=== STORED DATA ===
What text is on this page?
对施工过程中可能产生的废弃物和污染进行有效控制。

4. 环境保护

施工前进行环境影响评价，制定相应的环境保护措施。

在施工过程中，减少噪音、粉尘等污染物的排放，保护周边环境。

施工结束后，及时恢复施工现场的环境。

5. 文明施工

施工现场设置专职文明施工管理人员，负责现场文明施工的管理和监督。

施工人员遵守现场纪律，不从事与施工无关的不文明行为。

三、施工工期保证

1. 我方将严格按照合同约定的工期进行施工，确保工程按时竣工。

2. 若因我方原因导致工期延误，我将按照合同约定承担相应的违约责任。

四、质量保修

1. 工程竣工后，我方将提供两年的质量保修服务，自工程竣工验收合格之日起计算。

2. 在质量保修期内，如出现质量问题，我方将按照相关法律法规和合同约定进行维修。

=== DIRECTIVE ===
Write out every record, exactly as written.

=== WORKED SOLUTION ===
What text is on this page?
对施工过程中可能产生的废弃物和污染进行有效控制。

4. 环境保护

施工前进行环境影响评价，制定相应的环境保护措施。

在施工过程中，减少噪音、粉尘等污染物的排放，保护周边环境。

施工结束后，及时恢复施工现场的环境。

5. 文明施工

施工现场设置专职文明施工管理人员，负责现场文明施工的管理和监督。

施工人员遵守现场纪律，不从事与施工无关的不文明行为。

三、施工工期保证

1. 我方将严格按照合同约定的工期进行施工，确保工程按时竣工。

2. 若因我方原因导致工期延误，我将按照合同约定承担相应的违约责任。

四、质量保修

1. 工程竣工后，我方将提供两年的质量保修服务，自工程竣工验收合格之日起计算。

2. 在质量保修期内，如出现质量问题，我方将按照相关法律法规和合同约定进行维修。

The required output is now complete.